■ EXERCISE INSTRUCTIONS ■
Identify the lines that contain the string "Seomyeon", then copy each of them.

■ LISTED RECORDS ■
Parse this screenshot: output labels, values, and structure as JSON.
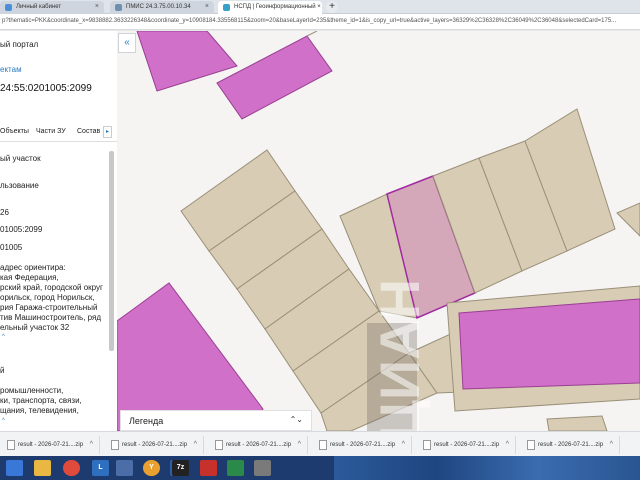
{
  "browser": {
    "tabs": [
      {
        "title": "Личный кабинет",
        "icon": "personal-cabinet-tab-icon",
        "color": "#4a90d9"
      },
      {
        "title": "ПМИС 24.3.75.00.10.34",
        "icon": "document-tab-icon",
        "color": "#6f8fb0"
      },
      {
        "title": "НСПД | Геоинформационный ×",
        "icon": "map-tab-icon",
        "color": "#38a0c8"
      }
    ],
    "new_tab_label": "+",
    "url": "p?thematic=PKK&coordinate_x=9838882.3633226348&coordinate_y=10908184.335568115&zoom=20&baseLayerId=235&theme_id=1&is_copy_url=true&active_layers=36329%2C36328%2C36049%2C36048&selectedCard=175..."
  },
  "left_panel": {
    "portal_title": "ый портал",
    "objects_link": "ектам",
    "cadastral_number": "24:55:0201005:2099",
    "tabs": [
      "Объекты",
      "Части ЗУ",
      "Состав"
    ],
    "tab_more_label": "▸",
    "lines": [
      "ый участок",
      "льзование",
      "26",
      "01005:2099",
      "01005",
      "адрес ориентира:",
      "кая Федерация,",
      "рский край, городской округ",
      "орильск, город Норильск,",
      "рия Гаража-строительный",
      "тив Машиностроитель, ряд",
      "ельный участок 32",
      "й",
      "ромышленности,",
      "ки, транспорта, связи,",
      "щания, телевидения,"
    ],
    "more_arrows": [
      "^",
      "^"
    ]
  },
  "map": {
    "collapse_label": "«",
    "legend_label": "Легенда",
    "legend_arrow": "⌃⌄",
    "watermark": "ЦИАН",
    "colors": {
      "background": "#f5f4f2",
      "parcel_fill": "#d8cdb4",
      "parcel_stroke": "#9a8f78",
      "building_fill": "#d070c8",
      "building_stroke": "#9a3f93",
      "selected_fill": "#d4a8b8",
      "selected_stroke": "#a02aa0"
    }
  },
  "downloads": {
    "items": [
      "result - 2026-07-21....zip",
      "result - 2026-07-21....zip",
      "result - 2026-07-21....zip",
      "result - 2026-07-21....zip",
      "result - 2026-07-21....zip",
      "result - 2026-07-21....zip"
    ]
  },
  "taskbar": {
    "icons": [
      {
        "name": "start-icon",
        "color": "#3a78d8",
        "label": ""
      },
      {
        "name": "explorer-icon",
        "color": "#e8b842",
        "label": ""
      },
      {
        "name": "chrome-icon",
        "color": "#e04a3c",
        "label": ""
      },
      {
        "name": "lync-icon",
        "color": "#2f6fbf",
        "label": "L"
      },
      {
        "name": "calculator-icon",
        "color": "#4b6ea8",
        "label": ""
      },
      {
        "name": "yandex-browser-icon",
        "color": "#e8a030",
        "label": "Y"
      },
      {
        "name": "mail-icon",
        "color": "#2f5fa8",
        "label": ""
      },
      {
        "name": "archiver-icon",
        "color": "#222222",
        "label": "7z"
      },
      {
        "name": "acrobat-icon",
        "color": "#c8302c",
        "label": ""
      },
      {
        "name": "excel-icon",
        "color": "#2a8a4a",
        "label": ""
      },
      {
        "name": "settings-icon",
        "color": "#7a7a7a",
        "label": ""
      }
    ]
  }
}
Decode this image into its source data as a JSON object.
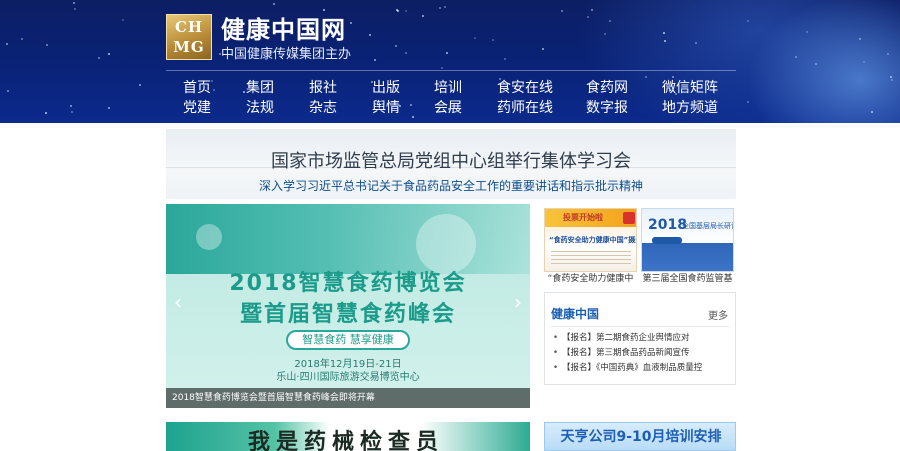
{
  "header": {
    "logo_text_line1": "CH",
    "logo_text_line2": "MG",
    "site_name": "健康中国网",
    "site_subtitle": "中国健康传媒集团主办",
    "nav": [
      [
        "首页",
        "党建"
      ],
      [
        "集团",
        "法规"
      ],
      [
        "报社",
        "杂志"
      ],
      [
        "出版",
        "舆情"
      ],
      [
        "培训",
        "会展"
      ],
      [
        "食安在线",
        "药师在线"
      ],
      [
        "食药网",
        "数字报"
      ],
      [
        "微信矩阵",
        "地方频道"
      ]
    ]
  },
  "banner": {
    "title": "国家市场监管总局党组中心组举行集体学习会",
    "subtitle": "深入学习习近平总书记关于食品药品安全工作的重要讲话和指示批示精神"
  },
  "slider": {
    "line1": "2018智慧食药博览会",
    "line2": "暨首届智慧食药峰会",
    "pill": "智慧食药 慧享健康",
    "date": "2018年12月19日-21日",
    "venue": "乐山·四川国际旅游交易博览中心",
    "caption": "2018智慧食药博览会暨首届智慧食药峰会即将开幕",
    "prev_icon": "chevron-left-icon",
    "next_icon": "chevron-right-icon"
  },
  "thumbs": [
    {
      "top_text": "投票开始啦",
      "mid_text": "“食药安全助力健康中国”摄影大赛",
      "caption": "“食药安全助力健康中"
    },
    {
      "big_text": "2018",
      "small_text": "全国基层局长研讨会",
      "caption": "第三届全国食药监管基"
    }
  ],
  "news": {
    "title": "健康中国",
    "more": "更多",
    "items": [
      "【报名】第二期食药企业舆情应对",
      "【报名】第三期食品药品新闻宣传",
      "【报名】《中国药典》血液制品质量控"
    ]
  },
  "bottom": {
    "left_text": "我是药械检查员",
    "right_text": "天亨公司9-10月培训安排"
  },
  "colors": {
    "header_bg": "#0a2378",
    "accent_blue": "#1a5fb4",
    "teal": "#1b9b8a"
  }
}
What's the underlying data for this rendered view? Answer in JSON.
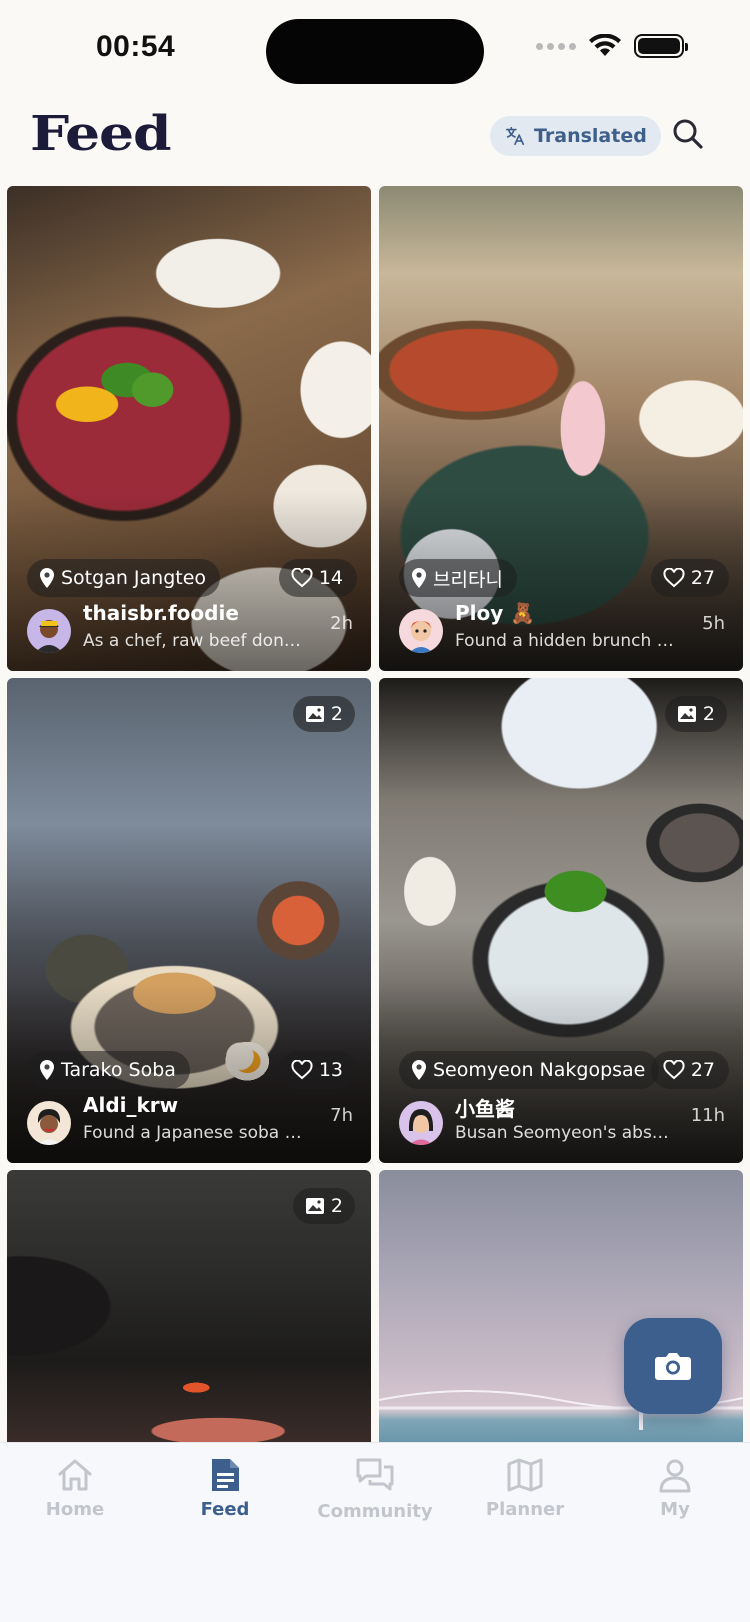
{
  "status": {
    "time": "00:54"
  },
  "header": {
    "title": "Feed",
    "translated_label": "Translated"
  },
  "cards": [
    {
      "location": "Sotgan Jangteo",
      "likes": "14",
      "user": "thaisbr.foodie",
      "caption": "As a chef, raw beef done ri...",
      "ago": "2h"
    },
    {
      "location": "브리타니",
      "likes": "27",
      "user": "Ploy 🧸",
      "caption": "Found a hidden brunch sp...",
      "ago": "5h"
    },
    {
      "image_count": "2",
      "location": "Tarako Soba",
      "likes": "13",
      "user": "Aldi_krw",
      "caption": "Found a Japanese soba sp...",
      "ago": "7h"
    },
    {
      "image_count": "2",
      "location": "Seomyeon Nakgopsae",
      "likes": "27",
      "user": "小鱼酱",
      "caption": "Busan Seomyeon's absol...",
      "ago": "11h"
    },
    {
      "image_count": "2"
    },
    {}
  ],
  "tabs": [
    {
      "label": "Home",
      "icon": "home-icon"
    },
    {
      "label": "Feed",
      "icon": "feed-icon",
      "active": true
    },
    {
      "label": "Community",
      "icon": "community-icon"
    },
    {
      "label": "Planner",
      "icon": "map-icon"
    },
    {
      "label": "My",
      "icon": "person-icon"
    }
  ],
  "colors": {
    "accent": "#3c5f8e",
    "background": "#fbf9f6",
    "inactive_tab": "#c3c5cc"
  }
}
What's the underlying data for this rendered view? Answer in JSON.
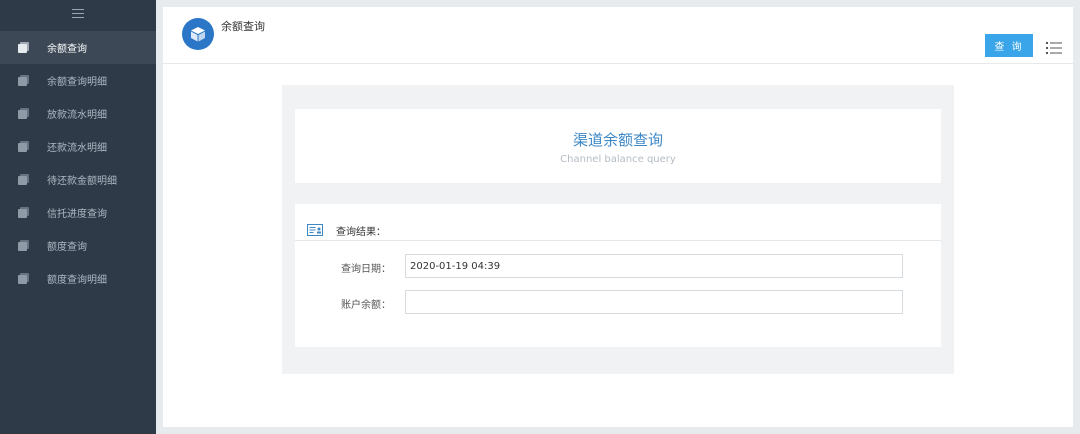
{
  "sidebar": {
    "items": [
      {
        "label": "余额查询",
        "active": true
      },
      {
        "label": "余额查询明细",
        "active": false
      },
      {
        "label": "放款流水明细",
        "active": false
      },
      {
        "label": "还款流水明细",
        "active": false
      },
      {
        "label": "待还款金额明细",
        "active": false
      },
      {
        "label": "信托进度查询",
        "active": false
      },
      {
        "label": "额度查询",
        "active": false
      },
      {
        "label": "额度查询明细",
        "active": false
      }
    ]
  },
  "header": {
    "title": "余额查询",
    "query_label": "查 询"
  },
  "card": {
    "title": "渠道余额查询",
    "subtitle": "Channel balance query"
  },
  "result": {
    "heading": "查询结果：",
    "fields": [
      {
        "label": "查询日期：",
        "value": "2020-01-19 04:39"
      },
      {
        "label": "账户余额：",
        "value": ""
      }
    ]
  },
  "colors": {
    "sidebar_bg": "#2e3a48",
    "accent": "#3aa5e8",
    "title_blue": "#3c87c6"
  }
}
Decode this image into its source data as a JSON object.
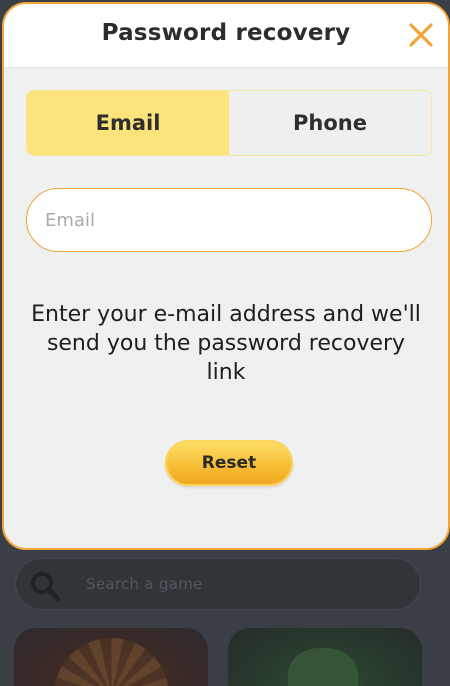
{
  "modal": {
    "title": "Password recovery",
    "tabs": [
      {
        "label": "Email",
        "active": true
      },
      {
        "label": "Phone",
        "active": false
      }
    ],
    "email_input": {
      "placeholder": "Email",
      "value": ""
    },
    "instructions": "Enter your e-mail address and we'll send you the password recovery link",
    "reset_label": "Reset",
    "icons": {
      "close": "close-icon"
    }
  },
  "background": {
    "search_placeholder": "Search a game",
    "icons": {
      "search": "search-icon"
    }
  },
  "colors": {
    "accent": "#f0a43a",
    "tab_active": "#fde47a",
    "button_top": "#fde06a",
    "button_bottom": "#f0a520"
  }
}
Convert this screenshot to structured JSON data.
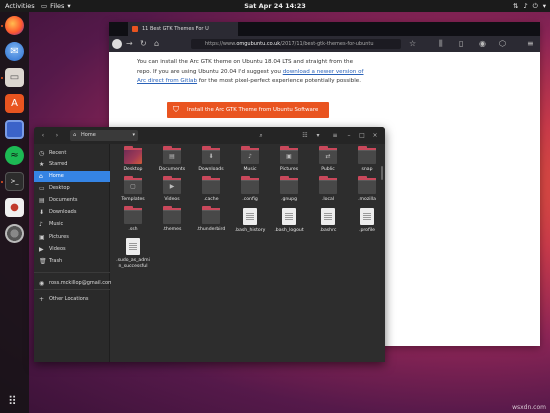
{
  "topbar": {
    "activities": "Activities",
    "app_menu": "Files",
    "clock": "Sat Apr 24  14:23"
  },
  "dock": {
    "apps": [
      "firefox-icon",
      "thunderbird-icon",
      "files-icon",
      "software-center-icon",
      "screenshot-icon",
      "spotify-icon",
      "terminal-icon",
      "pomodoro-icon",
      "settings-icon"
    ]
  },
  "browser": {
    "tab_title": "11 Best GTK Themes For U",
    "url_prefix": "https://www.",
    "url_domain": "omgubuntu.co.uk",
    "url_path": "/2017/11/best-gtk-themes-for-ubuntu",
    "text_1": "You can install the Arc GTK theme on Ubuntu 18.04 LTS and straight from the repo. If you are using Ubuntu 20.04 I'd suggest you ",
    "link_text": "download a newer version of Arc direct from Gitlab",
    "text_2": " for the most pixel-perfect experience potentially possible.",
    "button_label": "Install the Arc GTK Theme from Ubuntu Software"
  },
  "files": {
    "path": "Home",
    "sidebar": [
      {
        "label": "Recent",
        "icon": "clock-icon"
      },
      {
        "label": "Starred",
        "icon": "star-icon"
      },
      {
        "label": "Home",
        "icon": "home-icon",
        "active": true
      },
      {
        "label": "Desktop",
        "icon": "desktop-icon"
      },
      {
        "label": "Documents",
        "icon": "documents-icon"
      },
      {
        "label": "Downloads",
        "icon": "downloads-icon"
      },
      {
        "label": "Music",
        "icon": "music-icon"
      },
      {
        "label": "Pictures",
        "icon": "pictures-icon"
      },
      {
        "label": "Videos",
        "icon": "videos-icon"
      },
      {
        "label": "Trash",
        "icon": "trash-icon"
      },
      {
        "label": "ross.mckillop@gmail.com",
        "icon": "account-icon"
      },
      {
        "label": "Other Locations",
        "icon": "plus-icon"
      }
    ],
    "items": [
      {
        "label": "Desktop",
        "kind": "desktop"
      },
      {
        "label": "Documents",
        "kind": "folder",
        "glyph": "▤"
      },
      {
        "label": "Downloads",
        "kind": "folder",
        "glyph": "⬇"
      },
      {
        "label": "Music",
        "kind": "folder",
        "glyph": "♪"
      },
      {
        "label": "Pictures",
        "kind": "folder",
        "glyph": "▣"
      },
      {
        "label": "Public",
        "kind": "folder",
        "glyph": "⇄"
      },
      {
        "label": "snap",
        "kind": "folder",
        "glyph": ""
      },
      {
        "label": "Templates",
        "kind": "folder",
        "glyph": "▢"
      },
      {
        "label": "Videos",
        "kind": "folder",
        "glyph": "▶"
      },
      {
        "label": ".cache",
        "kind": "folder",
        "glyph": ""
      },
      {
        "label": ".config",
        "kind": "folder",
        "glyph": ""
      },
      {
        "label": ".gnupg",
        "kind": "folder",
        "glyph": ""
      },
      {
        "label": ".local",
        "kind": "folder",
        "glyph": ""
      },
      {
        "label": ".mozilla",
        "kind": "folder",
        "glyph": ""
      },
      {
        "label": ".ssh",
        "kind": "folder",
        "glyph": ""
      },
      {
        "label": ".themes",
        "kind": "folder",
        "glyph": ""
      },
      {
        "label": ".thunderbird",
        "kind": "folder",
        "glyph": ""
      },
      {
        "label": ".bash_history",
        "kind": "file"
      },
      {
        "label": ".bash_logout",
        "kind": "file"
      },
      {
        "label": ".bashrc",
        "kind": "file"
      },
      {
        "label": ".profile",
        "kind": "file"
      },
      {
        "label": ".sudo_as_admin_successful",
        "kind": "file"
      }
    ]
  },
  "watermark": "wsxdn.com",
  "colors": {
    "accent_orange": "#e95420",
    "selection_blue": "#3584e4",
    "folder_tab": "#c9485b"
  }
}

■ REPLY TO THE TASK ■
      "location": "Seomyeon Nakgopsae",
      "caption": "Busan Seomyeon's absol...",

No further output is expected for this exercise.